**Required task**: What lines of the data include the string "this"? Copy them all.

**Raw records**:
--- begin ---

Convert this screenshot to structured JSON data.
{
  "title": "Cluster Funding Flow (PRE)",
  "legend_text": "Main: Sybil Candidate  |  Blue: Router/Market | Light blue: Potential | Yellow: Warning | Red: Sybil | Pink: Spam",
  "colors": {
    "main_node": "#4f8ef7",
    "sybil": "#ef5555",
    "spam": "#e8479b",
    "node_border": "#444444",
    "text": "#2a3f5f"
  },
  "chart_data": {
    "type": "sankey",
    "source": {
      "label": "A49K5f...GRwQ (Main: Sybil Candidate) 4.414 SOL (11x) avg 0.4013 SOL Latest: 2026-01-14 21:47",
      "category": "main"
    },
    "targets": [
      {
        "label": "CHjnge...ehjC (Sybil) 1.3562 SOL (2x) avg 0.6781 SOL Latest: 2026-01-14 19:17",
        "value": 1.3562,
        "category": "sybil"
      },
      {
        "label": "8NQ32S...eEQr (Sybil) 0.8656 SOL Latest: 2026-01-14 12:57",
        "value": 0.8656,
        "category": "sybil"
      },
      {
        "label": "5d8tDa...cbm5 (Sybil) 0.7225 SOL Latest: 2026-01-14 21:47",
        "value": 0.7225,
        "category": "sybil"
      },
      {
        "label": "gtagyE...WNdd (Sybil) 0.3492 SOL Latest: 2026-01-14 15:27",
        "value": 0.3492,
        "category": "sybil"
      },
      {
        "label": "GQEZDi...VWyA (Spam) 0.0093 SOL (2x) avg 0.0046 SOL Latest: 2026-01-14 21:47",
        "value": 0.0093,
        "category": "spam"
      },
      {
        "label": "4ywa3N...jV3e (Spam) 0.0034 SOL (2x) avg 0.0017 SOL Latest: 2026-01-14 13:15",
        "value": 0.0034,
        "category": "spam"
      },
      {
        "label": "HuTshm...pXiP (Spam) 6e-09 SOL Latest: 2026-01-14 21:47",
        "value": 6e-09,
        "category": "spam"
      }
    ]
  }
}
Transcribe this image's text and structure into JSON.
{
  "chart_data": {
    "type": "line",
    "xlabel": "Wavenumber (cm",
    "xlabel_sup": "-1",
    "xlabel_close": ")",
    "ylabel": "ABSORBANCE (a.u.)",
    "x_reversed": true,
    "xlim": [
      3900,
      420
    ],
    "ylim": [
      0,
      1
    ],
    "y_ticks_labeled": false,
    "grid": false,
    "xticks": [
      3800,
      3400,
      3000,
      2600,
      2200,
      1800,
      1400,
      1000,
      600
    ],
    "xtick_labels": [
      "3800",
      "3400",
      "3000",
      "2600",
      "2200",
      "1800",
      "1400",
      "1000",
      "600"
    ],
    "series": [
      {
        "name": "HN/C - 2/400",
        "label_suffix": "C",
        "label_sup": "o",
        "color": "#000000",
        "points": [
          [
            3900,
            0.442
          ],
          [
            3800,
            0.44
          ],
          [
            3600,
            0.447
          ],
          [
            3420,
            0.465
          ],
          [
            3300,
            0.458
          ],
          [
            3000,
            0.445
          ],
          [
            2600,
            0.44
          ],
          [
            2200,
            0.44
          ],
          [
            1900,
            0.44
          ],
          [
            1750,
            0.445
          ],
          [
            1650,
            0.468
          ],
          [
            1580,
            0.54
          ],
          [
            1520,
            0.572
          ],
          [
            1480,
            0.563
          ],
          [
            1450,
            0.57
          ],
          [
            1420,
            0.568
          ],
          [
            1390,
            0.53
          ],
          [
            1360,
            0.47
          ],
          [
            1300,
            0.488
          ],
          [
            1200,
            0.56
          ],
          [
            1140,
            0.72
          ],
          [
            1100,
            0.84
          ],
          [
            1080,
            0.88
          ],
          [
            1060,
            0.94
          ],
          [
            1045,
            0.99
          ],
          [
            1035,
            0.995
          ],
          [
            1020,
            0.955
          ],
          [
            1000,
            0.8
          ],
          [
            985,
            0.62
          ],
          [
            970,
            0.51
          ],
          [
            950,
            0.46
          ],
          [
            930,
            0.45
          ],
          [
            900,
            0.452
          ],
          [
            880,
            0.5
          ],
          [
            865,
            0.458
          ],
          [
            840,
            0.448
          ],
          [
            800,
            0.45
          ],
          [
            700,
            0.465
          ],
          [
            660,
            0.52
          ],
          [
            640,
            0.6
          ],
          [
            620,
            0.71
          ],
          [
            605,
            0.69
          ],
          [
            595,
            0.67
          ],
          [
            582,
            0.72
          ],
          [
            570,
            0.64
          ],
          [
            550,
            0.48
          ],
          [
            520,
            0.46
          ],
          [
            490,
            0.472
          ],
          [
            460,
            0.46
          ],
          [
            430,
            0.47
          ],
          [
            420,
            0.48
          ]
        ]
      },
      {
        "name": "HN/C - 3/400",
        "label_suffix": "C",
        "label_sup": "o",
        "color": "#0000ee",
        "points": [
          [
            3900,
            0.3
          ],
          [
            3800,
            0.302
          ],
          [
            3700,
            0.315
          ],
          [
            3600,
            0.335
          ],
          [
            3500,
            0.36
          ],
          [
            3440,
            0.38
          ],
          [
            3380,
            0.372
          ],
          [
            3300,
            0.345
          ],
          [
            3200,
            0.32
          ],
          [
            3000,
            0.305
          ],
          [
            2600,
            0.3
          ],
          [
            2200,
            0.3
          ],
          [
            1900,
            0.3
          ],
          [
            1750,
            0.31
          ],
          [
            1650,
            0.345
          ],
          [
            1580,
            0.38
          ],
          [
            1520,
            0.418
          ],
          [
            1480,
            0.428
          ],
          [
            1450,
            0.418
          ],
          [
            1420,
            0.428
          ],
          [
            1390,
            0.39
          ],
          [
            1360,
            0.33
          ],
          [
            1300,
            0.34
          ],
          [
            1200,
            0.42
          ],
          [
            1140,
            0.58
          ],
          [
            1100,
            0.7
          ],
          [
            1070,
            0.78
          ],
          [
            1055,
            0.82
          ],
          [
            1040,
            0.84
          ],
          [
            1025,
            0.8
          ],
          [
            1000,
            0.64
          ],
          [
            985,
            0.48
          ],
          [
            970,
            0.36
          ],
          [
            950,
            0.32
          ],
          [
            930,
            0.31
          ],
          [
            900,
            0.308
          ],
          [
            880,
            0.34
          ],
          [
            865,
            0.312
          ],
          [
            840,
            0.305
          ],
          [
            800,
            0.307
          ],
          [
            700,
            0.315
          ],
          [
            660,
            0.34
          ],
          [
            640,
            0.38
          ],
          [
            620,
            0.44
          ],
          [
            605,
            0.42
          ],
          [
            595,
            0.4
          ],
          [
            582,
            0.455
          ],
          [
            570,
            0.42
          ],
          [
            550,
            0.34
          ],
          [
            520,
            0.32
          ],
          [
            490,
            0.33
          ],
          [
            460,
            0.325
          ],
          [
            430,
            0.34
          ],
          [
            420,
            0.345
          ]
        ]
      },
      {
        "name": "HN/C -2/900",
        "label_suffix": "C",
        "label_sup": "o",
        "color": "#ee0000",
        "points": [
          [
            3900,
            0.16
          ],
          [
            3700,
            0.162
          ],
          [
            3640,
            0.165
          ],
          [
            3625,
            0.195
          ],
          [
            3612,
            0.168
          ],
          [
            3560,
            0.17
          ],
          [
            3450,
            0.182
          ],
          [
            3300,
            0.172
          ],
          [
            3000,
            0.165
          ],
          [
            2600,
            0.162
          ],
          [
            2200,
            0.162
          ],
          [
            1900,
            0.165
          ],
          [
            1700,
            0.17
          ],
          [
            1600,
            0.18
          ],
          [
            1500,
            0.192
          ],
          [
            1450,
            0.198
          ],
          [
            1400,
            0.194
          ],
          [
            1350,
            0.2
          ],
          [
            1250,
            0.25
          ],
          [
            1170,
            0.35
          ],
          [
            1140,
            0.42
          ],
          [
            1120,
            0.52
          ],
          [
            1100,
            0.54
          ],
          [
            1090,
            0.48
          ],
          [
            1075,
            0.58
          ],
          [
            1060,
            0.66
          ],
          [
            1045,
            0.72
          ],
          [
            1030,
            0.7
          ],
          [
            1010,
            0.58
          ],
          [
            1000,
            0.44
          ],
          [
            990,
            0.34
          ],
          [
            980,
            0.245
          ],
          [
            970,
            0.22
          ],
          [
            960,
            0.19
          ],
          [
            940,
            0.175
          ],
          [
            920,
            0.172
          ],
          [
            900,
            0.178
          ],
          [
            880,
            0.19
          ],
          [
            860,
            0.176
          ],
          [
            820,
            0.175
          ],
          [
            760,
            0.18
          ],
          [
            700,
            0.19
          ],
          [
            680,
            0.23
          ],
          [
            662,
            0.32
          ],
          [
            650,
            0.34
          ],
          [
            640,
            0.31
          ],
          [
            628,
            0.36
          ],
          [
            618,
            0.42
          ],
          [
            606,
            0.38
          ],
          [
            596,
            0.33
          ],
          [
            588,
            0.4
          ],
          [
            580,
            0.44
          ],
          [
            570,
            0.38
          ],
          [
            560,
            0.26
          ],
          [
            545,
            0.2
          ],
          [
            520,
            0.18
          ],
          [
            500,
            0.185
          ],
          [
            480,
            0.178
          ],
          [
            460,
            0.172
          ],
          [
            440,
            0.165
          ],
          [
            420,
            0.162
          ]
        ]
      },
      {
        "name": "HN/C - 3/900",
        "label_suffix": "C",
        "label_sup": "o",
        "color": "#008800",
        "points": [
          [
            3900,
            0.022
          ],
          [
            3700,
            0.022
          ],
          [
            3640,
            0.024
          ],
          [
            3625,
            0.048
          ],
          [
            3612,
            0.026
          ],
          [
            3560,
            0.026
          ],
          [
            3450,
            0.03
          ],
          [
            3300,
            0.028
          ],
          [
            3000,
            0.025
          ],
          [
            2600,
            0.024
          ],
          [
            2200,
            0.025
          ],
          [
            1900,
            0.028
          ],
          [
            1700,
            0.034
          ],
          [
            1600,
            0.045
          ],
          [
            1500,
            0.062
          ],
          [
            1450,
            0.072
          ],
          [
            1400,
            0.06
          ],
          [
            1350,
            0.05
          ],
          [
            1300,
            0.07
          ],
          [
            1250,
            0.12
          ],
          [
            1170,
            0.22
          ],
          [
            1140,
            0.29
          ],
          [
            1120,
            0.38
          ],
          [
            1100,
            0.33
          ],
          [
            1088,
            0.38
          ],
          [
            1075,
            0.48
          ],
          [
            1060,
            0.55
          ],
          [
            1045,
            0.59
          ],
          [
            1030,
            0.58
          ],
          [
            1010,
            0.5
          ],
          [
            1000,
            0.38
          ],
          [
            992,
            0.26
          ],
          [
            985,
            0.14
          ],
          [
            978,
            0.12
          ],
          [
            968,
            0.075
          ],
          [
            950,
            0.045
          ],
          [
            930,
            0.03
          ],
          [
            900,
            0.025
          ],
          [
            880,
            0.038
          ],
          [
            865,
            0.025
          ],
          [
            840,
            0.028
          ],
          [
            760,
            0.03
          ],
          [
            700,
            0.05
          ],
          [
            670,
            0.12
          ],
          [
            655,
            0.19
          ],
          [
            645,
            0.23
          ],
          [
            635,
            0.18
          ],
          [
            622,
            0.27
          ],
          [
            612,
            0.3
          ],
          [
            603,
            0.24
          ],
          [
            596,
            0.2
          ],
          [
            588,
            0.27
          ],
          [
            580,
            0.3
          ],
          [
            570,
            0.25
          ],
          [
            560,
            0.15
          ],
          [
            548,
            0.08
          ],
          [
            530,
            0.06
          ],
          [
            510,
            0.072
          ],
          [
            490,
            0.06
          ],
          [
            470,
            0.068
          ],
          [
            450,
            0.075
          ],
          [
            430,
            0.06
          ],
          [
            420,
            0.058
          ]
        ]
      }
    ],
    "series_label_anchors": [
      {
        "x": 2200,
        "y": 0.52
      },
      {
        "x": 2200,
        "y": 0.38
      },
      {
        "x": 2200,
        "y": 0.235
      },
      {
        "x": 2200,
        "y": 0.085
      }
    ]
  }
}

--- end ---

**Correct result**:
Convert this screenshot to structured JSON data.
Transcribe this image's text and structure into JSON.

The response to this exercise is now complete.